**WHAT IS BEING ASKED:** Go through the records and show each line where the word "will" occurs.

......

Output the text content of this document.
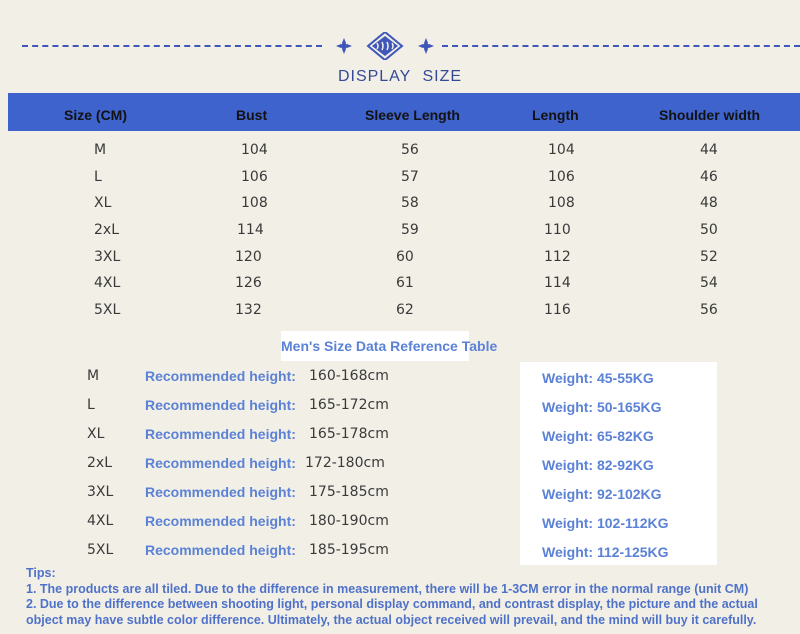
DISPLAY SIZE
Size (CM)	Bust	Sleeve Length	Length	Shoulder width
M	104	56	104	44
L	106	57	106	46
XL	108	58	108	48
2xL	114	59	110	50
3XL	120	60	112	52
4XL	126	61	114	54
5XL	132	62	116	56
Men's Size Data Reference Table
M	Recommended height: 160-168cm	Weight: 45-55KG
L	Recommended height: 165-172cm	Weight: 50-165KG
XL	Recommended height: 165-178cm	Weight: 65-82KG
2xL Recommended height: 172-180cm	Weight: 82-92KG
3XL Recommended height: 175-185cm	Weight: 92-102KG
4XL Recommended height: 180-190cm	Weight: 102-112KG
5XL Recommended height: 185-195cm	Weight: 112-125KG
Tips:
1. The products are all tiled. Due to the difference in measurement, there will be 1-3CM error in the normal range (unit CM)
2. Due to the difference between shooting light, personal display command, and contrast display, the picture and the actual
object may have subtle color difference. Ultimately, the actual object received will prevail, and the mind will buy it carefully.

......

**RESULT BELOW:**
1. The products are all tiled. Due to the difference in measurement, there will be 1-3CM error in the normal range (unit CM)
object may have subtle color difference. Ultimately, the actual object received will prevail, and the mind will buy it carefully.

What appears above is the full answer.